## WHAT TO DO
In the STEM article below, rewrite the paragraph beginning "The initiative, which was launched" as a short bulleted list that keeps its main facts.

## EXCERPT
New innovation to ignite students’ interest in STEM subjects at an early age

What you need to know:

  • BandaJamii initiative, is a programme that targets children as young as 9-years-old, with the goal of fostering a deep understanding of the STEM subjects

Dar es Salaam. The government has launched motivational initiatives aimed at igniting students' interest in Science, Technology, Engineering, and Mathematics (STEM) at an early age.

The incentives include scholarships such as the Samia Scholarship, which has been offered to highly successful science students.

Another initiative is the BandaJamii initiative, a programme targeting children as young as 9 years old with the goal of fostering a deep understanding of STEM subjects.

In collaboration with Ubongo Kids and the Rotary Club of Dar es Salaam Sunset, educational content is broadcast within the community hut, where children gather to engage with the materials.

The initiative, which was launched on Saturday, May 11, 2024, in Keko Magurumbasi ‘B’ Ward, Dar es Salaam City, focuses on nurturing an interest in mathematics and alleviating any anxieties associated with the subject.

Speaking to The Citizen, the project director, Mr Mbaki Mutahaba, underlined the importance of introducing STEM education early, particularly for children aged 9–13.

“The project is designed to provide various educational programmes to the community through entertainment. Today, we are focusing on providing STEM education using content from Ubongo Kids to empower children with an understanding of technology and the importance of data,” he said.

For his part, Mr Christopher Maganga, a teacher involved in the project, stressed the significance of parental engagement in understanding the importance of STEM education and in encouraging children to embrace the subjects without fear.

“In our community, many parents are not familiar with STEM subjects; therefore, starting to provide education to these children is the root of making them have an interest in these subjects while they are still young.

“Take mathematics, for example; when they see their peers solving problems in videos, they immediately gain skills there and then,” he explained.

## THE DATA
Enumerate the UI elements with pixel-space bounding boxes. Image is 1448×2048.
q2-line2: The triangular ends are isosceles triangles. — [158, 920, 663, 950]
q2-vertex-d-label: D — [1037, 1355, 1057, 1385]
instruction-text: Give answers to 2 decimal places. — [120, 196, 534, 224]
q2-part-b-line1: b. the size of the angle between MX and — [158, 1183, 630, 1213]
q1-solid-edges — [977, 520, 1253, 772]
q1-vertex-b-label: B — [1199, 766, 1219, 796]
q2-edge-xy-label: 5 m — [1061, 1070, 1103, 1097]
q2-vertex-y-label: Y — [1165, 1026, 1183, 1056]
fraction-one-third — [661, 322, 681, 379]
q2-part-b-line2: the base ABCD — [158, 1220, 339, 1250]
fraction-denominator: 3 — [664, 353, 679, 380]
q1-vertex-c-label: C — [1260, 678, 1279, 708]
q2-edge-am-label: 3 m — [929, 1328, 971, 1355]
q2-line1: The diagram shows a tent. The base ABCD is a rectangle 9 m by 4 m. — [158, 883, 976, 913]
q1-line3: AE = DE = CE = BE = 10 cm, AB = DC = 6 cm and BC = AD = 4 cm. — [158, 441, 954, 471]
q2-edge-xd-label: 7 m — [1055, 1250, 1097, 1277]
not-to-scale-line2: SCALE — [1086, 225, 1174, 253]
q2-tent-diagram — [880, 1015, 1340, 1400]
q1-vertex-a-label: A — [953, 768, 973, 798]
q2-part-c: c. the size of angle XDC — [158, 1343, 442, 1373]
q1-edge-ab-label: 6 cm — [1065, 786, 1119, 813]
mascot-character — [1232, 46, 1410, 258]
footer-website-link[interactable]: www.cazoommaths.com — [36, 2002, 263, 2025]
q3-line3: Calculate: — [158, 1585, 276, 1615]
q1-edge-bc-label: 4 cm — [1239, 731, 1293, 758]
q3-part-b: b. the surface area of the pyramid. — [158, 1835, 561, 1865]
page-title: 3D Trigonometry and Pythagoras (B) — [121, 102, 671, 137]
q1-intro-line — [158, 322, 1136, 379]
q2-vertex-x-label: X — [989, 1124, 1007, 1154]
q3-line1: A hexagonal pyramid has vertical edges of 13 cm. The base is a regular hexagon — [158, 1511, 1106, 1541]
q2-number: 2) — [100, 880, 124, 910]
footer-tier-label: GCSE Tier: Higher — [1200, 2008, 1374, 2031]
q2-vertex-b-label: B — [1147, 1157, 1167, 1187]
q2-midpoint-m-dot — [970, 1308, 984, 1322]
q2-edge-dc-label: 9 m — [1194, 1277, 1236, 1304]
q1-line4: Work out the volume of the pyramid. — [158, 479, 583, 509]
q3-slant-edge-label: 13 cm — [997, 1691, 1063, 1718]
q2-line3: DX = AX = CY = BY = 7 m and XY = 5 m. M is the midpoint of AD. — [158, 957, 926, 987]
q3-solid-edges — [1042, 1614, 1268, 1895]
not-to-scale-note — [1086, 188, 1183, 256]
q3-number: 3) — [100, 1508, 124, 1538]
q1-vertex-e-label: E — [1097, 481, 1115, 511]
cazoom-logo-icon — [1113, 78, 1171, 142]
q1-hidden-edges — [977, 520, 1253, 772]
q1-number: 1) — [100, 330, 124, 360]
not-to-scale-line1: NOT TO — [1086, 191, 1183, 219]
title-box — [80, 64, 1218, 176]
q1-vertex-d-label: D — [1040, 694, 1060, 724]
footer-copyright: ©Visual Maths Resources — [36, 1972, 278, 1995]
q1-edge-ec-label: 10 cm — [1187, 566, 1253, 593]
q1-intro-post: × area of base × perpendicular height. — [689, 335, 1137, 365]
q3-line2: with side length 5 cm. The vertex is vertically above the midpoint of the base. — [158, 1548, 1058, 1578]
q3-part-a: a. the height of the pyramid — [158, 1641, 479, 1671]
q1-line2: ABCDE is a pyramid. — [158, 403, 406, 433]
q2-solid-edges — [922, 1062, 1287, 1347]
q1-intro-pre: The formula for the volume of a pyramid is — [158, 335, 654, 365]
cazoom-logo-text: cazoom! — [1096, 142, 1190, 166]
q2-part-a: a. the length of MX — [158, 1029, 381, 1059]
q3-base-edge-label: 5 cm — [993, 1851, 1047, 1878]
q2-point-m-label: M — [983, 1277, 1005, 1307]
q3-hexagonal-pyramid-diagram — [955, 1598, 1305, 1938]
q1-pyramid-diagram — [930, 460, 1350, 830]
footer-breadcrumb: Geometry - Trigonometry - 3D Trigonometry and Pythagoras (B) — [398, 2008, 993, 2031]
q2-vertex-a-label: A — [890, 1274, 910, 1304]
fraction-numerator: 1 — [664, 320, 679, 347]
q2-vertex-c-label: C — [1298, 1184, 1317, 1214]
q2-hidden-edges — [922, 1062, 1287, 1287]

## EXPECTED ANSWER
- Launched on Saturday, May 11, 2024
- Location: Keko Magurumbasi ‘B’ Ward, Dar es Salaam City
- Focus: building an interest in mathematics and easing anxieties about the subject